What to produce -
Copy out every line of the records in which "Jahren" can be found.

Excerpts from a transcription dataset:
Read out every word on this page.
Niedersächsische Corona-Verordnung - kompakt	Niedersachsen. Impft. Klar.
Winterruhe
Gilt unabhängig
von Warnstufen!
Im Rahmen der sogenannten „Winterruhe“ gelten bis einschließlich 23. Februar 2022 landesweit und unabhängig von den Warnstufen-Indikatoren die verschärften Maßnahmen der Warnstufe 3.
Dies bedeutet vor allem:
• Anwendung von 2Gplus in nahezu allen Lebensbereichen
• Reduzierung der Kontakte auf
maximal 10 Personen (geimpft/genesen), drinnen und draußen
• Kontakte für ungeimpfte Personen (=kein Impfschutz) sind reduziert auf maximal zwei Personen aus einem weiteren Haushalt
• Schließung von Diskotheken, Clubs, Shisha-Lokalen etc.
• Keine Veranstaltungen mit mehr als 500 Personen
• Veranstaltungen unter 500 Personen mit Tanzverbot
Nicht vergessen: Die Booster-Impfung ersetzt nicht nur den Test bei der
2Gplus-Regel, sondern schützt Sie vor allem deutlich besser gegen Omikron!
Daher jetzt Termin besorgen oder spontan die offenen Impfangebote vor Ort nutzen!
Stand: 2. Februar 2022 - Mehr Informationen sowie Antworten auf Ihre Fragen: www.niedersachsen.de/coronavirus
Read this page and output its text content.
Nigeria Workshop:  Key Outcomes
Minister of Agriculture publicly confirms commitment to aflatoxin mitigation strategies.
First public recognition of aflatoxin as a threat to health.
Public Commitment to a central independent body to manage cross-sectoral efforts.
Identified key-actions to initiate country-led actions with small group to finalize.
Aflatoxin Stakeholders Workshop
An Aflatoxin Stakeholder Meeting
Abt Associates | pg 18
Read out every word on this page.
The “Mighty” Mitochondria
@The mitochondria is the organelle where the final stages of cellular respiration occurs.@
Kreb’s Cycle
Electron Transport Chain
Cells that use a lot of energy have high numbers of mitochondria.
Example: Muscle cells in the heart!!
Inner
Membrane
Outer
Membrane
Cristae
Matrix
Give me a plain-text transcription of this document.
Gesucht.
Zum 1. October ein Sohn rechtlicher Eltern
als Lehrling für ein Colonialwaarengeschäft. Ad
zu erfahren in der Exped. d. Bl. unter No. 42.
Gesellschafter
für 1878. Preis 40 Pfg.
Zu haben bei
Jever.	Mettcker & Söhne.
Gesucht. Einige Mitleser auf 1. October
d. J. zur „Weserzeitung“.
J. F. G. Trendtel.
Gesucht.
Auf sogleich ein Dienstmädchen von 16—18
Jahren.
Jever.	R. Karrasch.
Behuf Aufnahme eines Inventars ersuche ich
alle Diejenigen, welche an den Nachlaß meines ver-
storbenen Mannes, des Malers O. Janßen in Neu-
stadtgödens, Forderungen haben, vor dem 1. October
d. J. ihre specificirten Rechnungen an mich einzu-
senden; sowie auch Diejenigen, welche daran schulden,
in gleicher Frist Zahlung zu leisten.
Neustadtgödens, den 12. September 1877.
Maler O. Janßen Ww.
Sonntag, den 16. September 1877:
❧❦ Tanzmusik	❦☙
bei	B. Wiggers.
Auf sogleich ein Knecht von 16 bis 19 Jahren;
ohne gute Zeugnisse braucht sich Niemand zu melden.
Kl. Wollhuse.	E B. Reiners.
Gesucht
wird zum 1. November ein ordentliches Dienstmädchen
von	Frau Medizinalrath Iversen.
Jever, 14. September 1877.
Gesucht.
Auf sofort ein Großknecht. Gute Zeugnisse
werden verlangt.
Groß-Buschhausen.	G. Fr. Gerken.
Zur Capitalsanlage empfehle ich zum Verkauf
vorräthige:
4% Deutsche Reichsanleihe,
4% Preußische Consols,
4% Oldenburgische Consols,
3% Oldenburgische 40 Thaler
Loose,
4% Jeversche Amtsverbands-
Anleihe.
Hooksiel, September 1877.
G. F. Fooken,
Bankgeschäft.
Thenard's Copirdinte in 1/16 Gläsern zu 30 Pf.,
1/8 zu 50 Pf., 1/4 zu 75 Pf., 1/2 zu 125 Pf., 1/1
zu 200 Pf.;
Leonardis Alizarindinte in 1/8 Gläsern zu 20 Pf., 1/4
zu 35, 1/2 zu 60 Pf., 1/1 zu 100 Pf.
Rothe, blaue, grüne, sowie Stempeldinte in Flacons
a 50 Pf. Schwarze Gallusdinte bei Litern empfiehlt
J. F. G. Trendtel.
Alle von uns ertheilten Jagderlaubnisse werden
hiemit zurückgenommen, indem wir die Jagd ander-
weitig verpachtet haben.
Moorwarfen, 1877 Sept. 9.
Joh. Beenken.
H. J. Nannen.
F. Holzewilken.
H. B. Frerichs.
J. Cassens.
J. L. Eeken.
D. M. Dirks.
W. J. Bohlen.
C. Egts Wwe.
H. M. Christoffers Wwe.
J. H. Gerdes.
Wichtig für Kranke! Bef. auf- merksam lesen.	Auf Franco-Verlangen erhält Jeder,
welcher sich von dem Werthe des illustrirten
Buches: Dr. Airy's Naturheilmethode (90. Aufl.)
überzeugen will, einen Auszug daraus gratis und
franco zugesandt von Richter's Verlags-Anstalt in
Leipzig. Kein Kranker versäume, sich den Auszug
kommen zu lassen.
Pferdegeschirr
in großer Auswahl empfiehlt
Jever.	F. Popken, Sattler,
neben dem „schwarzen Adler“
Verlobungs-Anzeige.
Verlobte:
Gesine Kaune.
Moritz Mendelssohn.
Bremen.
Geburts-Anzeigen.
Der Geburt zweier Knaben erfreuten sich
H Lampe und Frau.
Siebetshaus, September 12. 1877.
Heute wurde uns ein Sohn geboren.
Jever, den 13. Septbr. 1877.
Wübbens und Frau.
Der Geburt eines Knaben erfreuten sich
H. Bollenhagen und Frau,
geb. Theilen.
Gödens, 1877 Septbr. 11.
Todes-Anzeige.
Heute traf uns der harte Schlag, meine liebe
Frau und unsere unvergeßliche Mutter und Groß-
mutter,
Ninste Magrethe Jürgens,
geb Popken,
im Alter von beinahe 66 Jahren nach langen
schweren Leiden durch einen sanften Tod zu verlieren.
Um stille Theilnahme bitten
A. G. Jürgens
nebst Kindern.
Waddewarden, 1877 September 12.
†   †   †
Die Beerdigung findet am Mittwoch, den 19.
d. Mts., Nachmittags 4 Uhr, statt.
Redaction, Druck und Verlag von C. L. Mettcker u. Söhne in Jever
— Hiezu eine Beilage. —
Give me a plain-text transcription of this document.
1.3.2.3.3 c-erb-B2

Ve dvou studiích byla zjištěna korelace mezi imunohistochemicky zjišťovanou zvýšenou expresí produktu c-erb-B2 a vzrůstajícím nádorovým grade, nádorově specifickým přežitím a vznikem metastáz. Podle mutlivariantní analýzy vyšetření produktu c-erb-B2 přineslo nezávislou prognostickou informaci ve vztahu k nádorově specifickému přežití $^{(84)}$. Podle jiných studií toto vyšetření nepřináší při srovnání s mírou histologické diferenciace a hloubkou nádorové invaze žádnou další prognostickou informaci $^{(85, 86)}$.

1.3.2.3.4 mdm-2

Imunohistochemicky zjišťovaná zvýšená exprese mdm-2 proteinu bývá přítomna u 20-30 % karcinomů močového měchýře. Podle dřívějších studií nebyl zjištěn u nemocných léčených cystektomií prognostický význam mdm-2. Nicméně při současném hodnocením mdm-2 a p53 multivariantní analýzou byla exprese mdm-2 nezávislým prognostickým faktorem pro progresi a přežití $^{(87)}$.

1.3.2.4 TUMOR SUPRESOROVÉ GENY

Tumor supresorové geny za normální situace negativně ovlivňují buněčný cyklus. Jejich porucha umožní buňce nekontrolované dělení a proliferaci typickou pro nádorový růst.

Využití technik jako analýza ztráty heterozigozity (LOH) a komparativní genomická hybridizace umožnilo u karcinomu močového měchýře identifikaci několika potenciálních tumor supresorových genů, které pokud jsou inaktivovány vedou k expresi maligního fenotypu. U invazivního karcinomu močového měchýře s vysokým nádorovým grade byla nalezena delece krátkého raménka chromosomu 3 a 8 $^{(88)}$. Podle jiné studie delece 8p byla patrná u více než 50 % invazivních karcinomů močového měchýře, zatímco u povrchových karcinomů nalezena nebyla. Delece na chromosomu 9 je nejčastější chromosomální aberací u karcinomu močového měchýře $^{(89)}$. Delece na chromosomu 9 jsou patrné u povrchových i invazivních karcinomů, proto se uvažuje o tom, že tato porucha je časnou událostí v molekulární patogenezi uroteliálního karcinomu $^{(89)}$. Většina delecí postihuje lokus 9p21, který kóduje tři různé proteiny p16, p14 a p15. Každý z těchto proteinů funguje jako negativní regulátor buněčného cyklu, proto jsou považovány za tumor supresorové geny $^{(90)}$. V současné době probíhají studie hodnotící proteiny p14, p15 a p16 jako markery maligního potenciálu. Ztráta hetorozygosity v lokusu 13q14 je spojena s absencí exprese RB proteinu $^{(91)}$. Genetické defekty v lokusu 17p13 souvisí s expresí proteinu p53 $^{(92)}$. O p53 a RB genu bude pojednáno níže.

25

Result -
Jahren.
Auf sogleich ein Knecht von 16 bis 19 Jahren;
im Alter von beinahe 66 Jahren nach langen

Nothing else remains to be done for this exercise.